◆ Aim of the exercise ◆
Repeat each entry word for word. Leave any images out of the copy.

* Start Data records *

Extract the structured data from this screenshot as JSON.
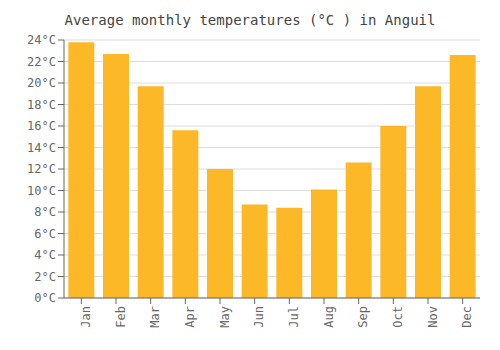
{
  "chart_data": {
    "type": "bar",
    "title": "Average monthly temperatures (°C ) in Anguil",
    "categories": [
      "Jan",
      "Feb",
      "Mar",
      "Apr",
      "May",
      "Jun",
      "Jul",
      "Aug",
      "Sep",
      "Oct",
      "Nov",
      "Dec"
    ],
    "values": [
      23.8,
      22.7,
      19.7,
      15.6,
      12.0,
      8.7,
      8.4,
      10.1,
      12.6,
      16.0,
      19.7,
      22.6
    ],
    "color": "#FDB827",
    "ylim": [
      0,
      24
    ],
    "yticks": [
      {
        "value": 0,
        "label": "0°C"
      },
      {
        "value": 2,
        "label": "2°C"
      },
      {
        "value": 4,
        "label": "4°C"
      },
      {
        "value": 6,
        "label": "6°C"
      },
      {
        "value": 8,
        "label": "8°C"
      },
      {
        "value": 10,
        "label": "10°C"
      },
      {
        "value": 12,
        "label": "12°C"
      },
      {
        "value": 14,
        "label": "14°C"
      },
      {
        "value": 16,
        "label": "16°C"
      },
      {
        "value": 18,
        "label": "18°C"
      },
      {
        "value": 20,
        "label": "20°C"
      },
      {
        "value": 22,
        "label": "22°C"
      },
      {
        "value": 24,
        "label": "24°C"
      }
    ],
    "grid": true
  }
}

* End Data records *

◆ Complete output ◆
Extract the structured data from this screenshot as JSON.
{
  "chart_data": {
    "type": "bar",
    "title": "Average monthly temperatures (°C ) in Anguil",
    "categories": [
      "Jan",
      "Feb",
      "Mar",
      "Apr",
      "May",
      "Jun",
      "Jul",
      "Aug",
      "Sep",
      "Oct",
      "Nov",
      "Dec"
    ],
    "values": [
      23.8,
      22.7,
      19.7,
      15.6,
      12.0,
      8.7,
      8.4,
      10.1,
      12.6,
      16.0,
      19.7,
      22.6
    ],
    "color": "#FDB827",
    "ylim": [
      0,
      24
    ],
    "yticks": [
      {
        "value": 0,
        "label": "0°C"
      },
      {
        "value": 2,
        "label": "2°C"
      },
      {
        "value": 4,
        "label": "4°C"
      },
      {
        "value": 6,
        "label": "6°C"
      },
      {
        "value": 8,
        "label": "8°C"
      },
      {
        "value": 10,
        "label": "10°C"
      },
      {
        "value": 12,
        "label": "12°C"
      },
      {
        "value": 14,
        "label": "14°C"
      },
      {
        "value": 16,
        "label": "16°C"
      },
      {
        "value": 18,
        "label": "18°C"
      },
      {
        "value": 20,
        "label": "20°C"
      },
      {
        "value": 22,
        "label": "22°C"
      },
      {
        "value": 24,
        "label": "24°C"
      }
    ],
    "grid": true
  }
}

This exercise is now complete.